The listing below is to be output in its exact form.

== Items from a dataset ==
---*---
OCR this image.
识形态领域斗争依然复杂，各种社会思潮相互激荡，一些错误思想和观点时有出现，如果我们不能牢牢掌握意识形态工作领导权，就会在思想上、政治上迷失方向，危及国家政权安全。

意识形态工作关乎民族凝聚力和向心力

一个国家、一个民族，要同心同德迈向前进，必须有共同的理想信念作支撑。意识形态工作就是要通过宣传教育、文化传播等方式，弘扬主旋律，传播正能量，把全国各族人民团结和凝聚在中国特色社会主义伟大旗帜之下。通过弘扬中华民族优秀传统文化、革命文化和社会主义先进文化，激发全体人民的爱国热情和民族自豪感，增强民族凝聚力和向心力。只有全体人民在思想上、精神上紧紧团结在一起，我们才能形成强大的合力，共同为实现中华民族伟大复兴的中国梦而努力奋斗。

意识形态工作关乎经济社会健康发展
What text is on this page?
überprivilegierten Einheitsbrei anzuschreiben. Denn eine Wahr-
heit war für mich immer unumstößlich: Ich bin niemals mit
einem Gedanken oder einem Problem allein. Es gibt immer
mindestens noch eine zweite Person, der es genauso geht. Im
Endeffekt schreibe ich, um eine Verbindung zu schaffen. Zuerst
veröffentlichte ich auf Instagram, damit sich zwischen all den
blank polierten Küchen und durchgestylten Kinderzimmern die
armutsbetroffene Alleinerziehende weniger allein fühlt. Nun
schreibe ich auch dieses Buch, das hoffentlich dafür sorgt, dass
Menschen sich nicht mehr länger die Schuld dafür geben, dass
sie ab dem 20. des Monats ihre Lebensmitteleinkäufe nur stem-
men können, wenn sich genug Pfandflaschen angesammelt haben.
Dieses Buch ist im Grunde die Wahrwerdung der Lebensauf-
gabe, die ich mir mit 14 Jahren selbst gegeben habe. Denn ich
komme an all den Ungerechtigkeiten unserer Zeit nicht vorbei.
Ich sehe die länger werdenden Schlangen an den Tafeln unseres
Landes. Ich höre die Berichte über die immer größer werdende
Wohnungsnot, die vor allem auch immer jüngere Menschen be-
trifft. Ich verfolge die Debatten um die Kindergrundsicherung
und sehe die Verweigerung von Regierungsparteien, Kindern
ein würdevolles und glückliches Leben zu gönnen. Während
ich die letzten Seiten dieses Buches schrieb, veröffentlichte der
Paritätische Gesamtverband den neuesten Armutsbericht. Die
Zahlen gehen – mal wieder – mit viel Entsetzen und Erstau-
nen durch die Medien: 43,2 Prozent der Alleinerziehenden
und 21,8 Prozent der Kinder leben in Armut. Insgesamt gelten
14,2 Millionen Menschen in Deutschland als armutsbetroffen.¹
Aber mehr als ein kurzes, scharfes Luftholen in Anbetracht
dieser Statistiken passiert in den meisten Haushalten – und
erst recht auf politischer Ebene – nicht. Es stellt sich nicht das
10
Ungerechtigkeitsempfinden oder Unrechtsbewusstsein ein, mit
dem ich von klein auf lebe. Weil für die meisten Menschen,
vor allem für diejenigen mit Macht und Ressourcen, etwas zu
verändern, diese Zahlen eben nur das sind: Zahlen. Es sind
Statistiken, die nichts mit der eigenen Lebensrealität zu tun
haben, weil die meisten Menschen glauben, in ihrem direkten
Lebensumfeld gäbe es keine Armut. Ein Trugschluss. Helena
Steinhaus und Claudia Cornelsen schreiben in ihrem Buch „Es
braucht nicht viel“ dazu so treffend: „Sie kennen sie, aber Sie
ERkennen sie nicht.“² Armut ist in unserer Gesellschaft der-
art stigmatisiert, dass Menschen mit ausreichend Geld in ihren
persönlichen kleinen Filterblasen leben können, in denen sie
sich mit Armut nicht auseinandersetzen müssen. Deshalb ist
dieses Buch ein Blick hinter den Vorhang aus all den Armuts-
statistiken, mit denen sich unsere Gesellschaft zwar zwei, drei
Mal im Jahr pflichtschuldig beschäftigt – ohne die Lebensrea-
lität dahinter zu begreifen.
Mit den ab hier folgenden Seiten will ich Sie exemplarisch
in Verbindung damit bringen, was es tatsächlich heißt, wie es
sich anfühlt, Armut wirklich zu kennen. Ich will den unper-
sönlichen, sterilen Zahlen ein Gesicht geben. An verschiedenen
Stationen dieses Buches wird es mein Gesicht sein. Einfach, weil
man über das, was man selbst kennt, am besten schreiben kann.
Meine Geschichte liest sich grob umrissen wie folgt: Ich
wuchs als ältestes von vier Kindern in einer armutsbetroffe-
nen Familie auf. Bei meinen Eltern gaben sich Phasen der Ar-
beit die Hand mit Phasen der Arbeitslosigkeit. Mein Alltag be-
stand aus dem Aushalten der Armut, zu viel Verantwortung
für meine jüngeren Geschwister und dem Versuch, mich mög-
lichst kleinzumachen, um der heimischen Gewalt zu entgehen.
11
---*---
== COMPLETED TASK ==
OCR this image.
识形态领域斗争依然复杂，各种社会思潮相互激荡，一些错误思想和观点时有出现，如果我们不能牢牢掌握意识形态工作领导权，就会在思想上、政治上迷失方向，危及国家政权安全。

意识形态工作关乎民族凝聚力和向心力

一个国家、一个民族，要同心同德迈向前进，必须有共同的理想信念作支撑。意识形态工作就是要通过宣传教育、文化传播等方式，弘扬主旋律，传播正能量，把全国各族人民团结和凝聚在中国特色社会主义伟大旗帜之下。通过弘扬中华民族优秀传统文化、革命文化和社会主义先进文化，激发全体人民的爱国热情和民族自豪感，增强民族凝聚力和向心力。只有全体人民在思想上、精神上紧紧团结在一起，我们才能形成强大的合力，共同为实现中华民族伟大复兴的中国梦而努力奋斗。

意识形态工作关乎经济社会健康发展
What text is on this page?
überprivilegierten Einheitsbrei anzuschreiben. Denn eine Wahr-
heit war für mich immer unumstößlich: Ich bin niemals mit
einem Gedanken oder einem Problem allein. Es gibt immer
mindestens noch eine zweite Person, der es genauso geht. Im
Endeffekt schreibe ich, um eine Verbindung zu schaffen. Zuerst
veröffentlichte ich auf Instagram, damit sich zwischen all den
blank polierten Küchen und durchgestylten Kinderzimmern die
armutsbetroffene Alleinerziehende weniger allein fühlt. Nun
schreibe ich auch dieses Buch, das hoffentlich dafür sorgt, dass
Menschen sich nicht mehr länger die Schuld dafür geben, dass
sie ab dem 20. des Monats ihre Lebensmitteleinkäufe nur stem-
men können, wenn sich genug Pfandflaschen angesammelt haben.
Dieses Buch ist im Grunde die Wahrwerdung der Lebensauf-
gabe, die ich mir mit 14 Jahren selbst gegeben habe. Denn ich
komme an all den Ungerechtigkeiten unserer Zeit nicht vorbei.
Ich sehe die länger werdenden Schlangen an den Tafeln unseres
Landes. Ich höre die Berichte über die immer größer werdende
Wohnungsnot, die vor allem auch immer jüngere Menschen be-
trifft. Ich verfolge die Debatten um die Kindergrundsicherung
und sehe die Verweigerung von Regierungsparteien, Kindern
ein würdevolles und glückliches Leben zu gönnen. Während
ich die letzten Seiten dieses Buches schrieb, veröffentlichte der
Paritätische Gesamtverband den neuesten Armutsbericht. Die
Zahlen gehen – mal wieder – mit viel Entsetzen und Erstau-
nen durch die Medien: 43,2 Prozent der Alleinerziehenden
und 21,8 Prozent der Kinder leben in Armut. Insgesamt gelten
14,2 Millionen Menschen in Deutschland als armutsbetroffen.¹
Aber mehr als ein kurzes, scharfes Luftholen in Anbetracht
dieser Statistiken passiert in den meisten Haushalten – und
erst recht auf politischer Ebene – nicht. Es stellt sich nicht das
10
Ungerechtigkeitsempfinden oder Unrechtsbewusstsein ein, mit
dem ich von klein auf lebe. Weil für die meisten Menschen,
vor allem für diejenigen mit Macht und Ressourcen, etwas zu
verändern, diese Zahlen eben nur das sind: Zahlen. Es sind
Statistiken, die nichts mit der eigenen Lebensrealität zu tun
haben, weil die meisten Menschen glauben, in ihrem direkten
Lebensumfeld gäbe es keine Armut. Ein Trugschluss. Helena
Steinhaus und Claudia Cornelsen schreiben in ihrem Buch „Es
braucht nicht viel“ dazu so treffend: „Sie kennen sie, aber Sie
ERkennen sie nicht.“² Armut ist in unserer Gesellschaft der-
art stigmatisiert, dass Menschen mit ausreichend Geld in ihren
persönlichen kleinen Filterblasen leben können, in denen sie
sich mit Armut nicht auseinandersetzen müssen. Deshalb ist
dieses Buch ein Blick hinter den Vorhang aus all den Armuts-
statistiken, mit denen sich unsere Gesellschaft zwar zwei, drei
Mal im Jahr pflichtschuldig beschäftigt – ohne die Lebensrea-
lität dahinter zu begreifen.
Mit den ab hier folgenden Seiten will ich Sie exemplarisch
in Verbindung damit bringen, was es tatsächlich heißt, wie es
sich anfühlt, Armut wirklich zu kennen. Ich will den unper-
sönlichen, sterilen Zahlen ein Gesicht geben. An verschiedenen
Stationen dieses Buches wird es mein Gesicht sein. Einfach, weil
man über das, was man selbst kennt, am besten schreiben kann.
Meine Geschichte liest sich grob umrissen wie folgt: Ich
wuchs als ältestes von vier Kindern in einer armutsbetroffe-
nen Familie auf. Bei meinen Eltern gaben sich Phasen der Ar-
beit die Hand mit Phasen der Arbeitslosigkeit. Mein Alltag be-
stand aus dem Aushalten der Armut, zu viel Verantwortung
für meine jüngeren Geschwister und dem Versuch, mich mög-
lichst kleinzumachen, um der heimischen Gewalt zu entgehen.
11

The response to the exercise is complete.